Given request -
Give back each entry unchanged, minus pictures.

(Figure collection entries)
[Begin]

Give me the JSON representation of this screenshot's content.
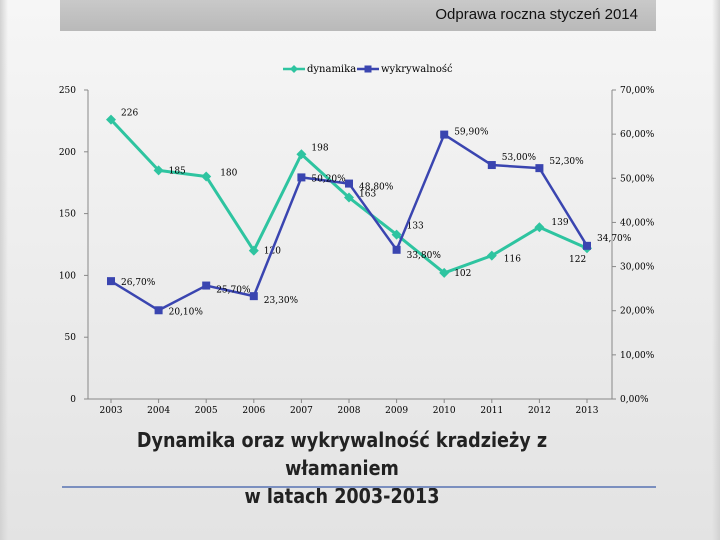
{
  "header": {
    "title": "Odprawa roczna styczeń 2014"
  },
  "caption": {
    "line1": "Dynamika oraz wykrywalność kradzieży z włamaniem",
    "line2": "w latach 2003-2013"
  },
  "colors": {
    "dynamika": "#2ec4a0",
    "wykrywalnosc": "#3a45b0"
  },
  "chart_data": {
    "type": "line",
    "title": "Dynamika oraz wykrywalność kradzieży z włamaniem w latach 2003-2013",
    "categories": [
      "2003",
      "2004",
      "2005",
      "2006",
      "2007",
      "2008",
      "2009",
      "2010",
      "2011",
      "2012",
      "2013"
    ],
    "legend_position": "top",
    "grid": false,
    "left_axis": {
      "ylim": [
        0,
        250
      ],
      "ticks": [
        "0",
        "50",
        "100",
        "150",
        "200",
        "250"
      ]
    },
    "right_axis": {
      "ylim": [
        0,
        70
      ],
      "ticks": [
        "0,00%",
        "10,00%",
        "20,00%",
        "30,00%",
        "40,00%",
        "50,00%",
        "60,00%",
        "70,00%"
      ]
    },
    "series": [
      {
        "name": "dynamika",
        "axis": "left",
        "values": [
          226,
          185,
          180,
          120,
          198,
          163,
          133,
          102,
          116,
          139,
          122
        ],
        "labels": [
          "226",
          "185",
          "180",
          "120",
          "198",
          "163",
          "133",
          "102",
          "116",
          "139",
          "122"
        ]
      },
      {
        "name": "wykrywalność",
        "axis": "right",
        "values": [
          26.7,
          20.1,
          25.7,
          23.3,
          50.2,
          48.8,
          33.8,
          59.9,
          53.0,
          52.3,
          34.7
        ],
        "labels": [
          "26,70%",
          "20,10%",
          "25,70%",
          "23,30%",
          "50,20%",
          "48,80%",
          "33,80%",
          "59,90%",
          "53,00%",
          "52,30%",
          "34,70%"
        ]
      }
    ]
  }
}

[End]

Result for this task -
Give me the JSON representation of this screenshot's content.
{
  "header": {
    "title": "Odprawa roczna styczeń 2014"
  },
  "caption": {
    "line1": "Dynamika oraz wykrywalność kradzieży z włamaniem",
    "line2": "w latach 2003-2013"
  },
  "colors": {
    "dynamika": "#2ec4a0",
    "wykrywalnosc": "#3a45b0"
  },
  "chart_data": {
    "type": "line",
    "title": "Dynamika oraz wykrywalność kradzieży z włamaniem w latach 2003-2013",
    "categories": [
      "2003",
      "2004",
      "2005",
      "2006",
      "2007",
      "2008",
      "2009",
      "2010",
      "2011",
      "2012",
      "2013"
    ],
    "legend_position": "top",
    "grid": false,
    "left_axis": {
      "ylim": [
        0,
        250
      ],
      "ticks": [
        "0",
        "50",
        "100",
        "150",
        "200",
        "250"
      ]
    },
    "right_axis": {
      "ylim": [
        0,
        70
      ],
      "ticks": [
        "0,00%",
        "10,00%",
        "20,00%",
        "30,00%",
        "40,00%",
        "50,00%",
        "60,00%",
        "70,00%"
      ]
    },
    "series": [
      {
        "name": "dynamika",
        "axis": "left",
        "values": [
          226,
          185,
          180,
          120,
          198,
          163,
          133,
          102,
          116,
          139,
          122
        ],
        "labels": [
          "226",
          "185",
          "180",
          "120",
          "198",
          "163",
          "133",
          "102",
          "116",
          "139",
          "122"
        ]
      },
      {
        "name": "wykrywalność",
        "axis": "right",
        "values": [
          26.7,
          20.1,
          25.7,
          23.3,
          50.2,
          48.8,
          33.8,
          59.9,
          53.0,
          52.3,
          34.7
        ],
        "labels": [
          "26,70%",
          "20,10%",
          "25,70%",
          "23,30%",
          "50,20%",
          "48,80%",
          "33,80%",
          "59,90%",
          "53,00%",
          "52,30%",
          "34,70%"
        ]
      }
    ]
  }
}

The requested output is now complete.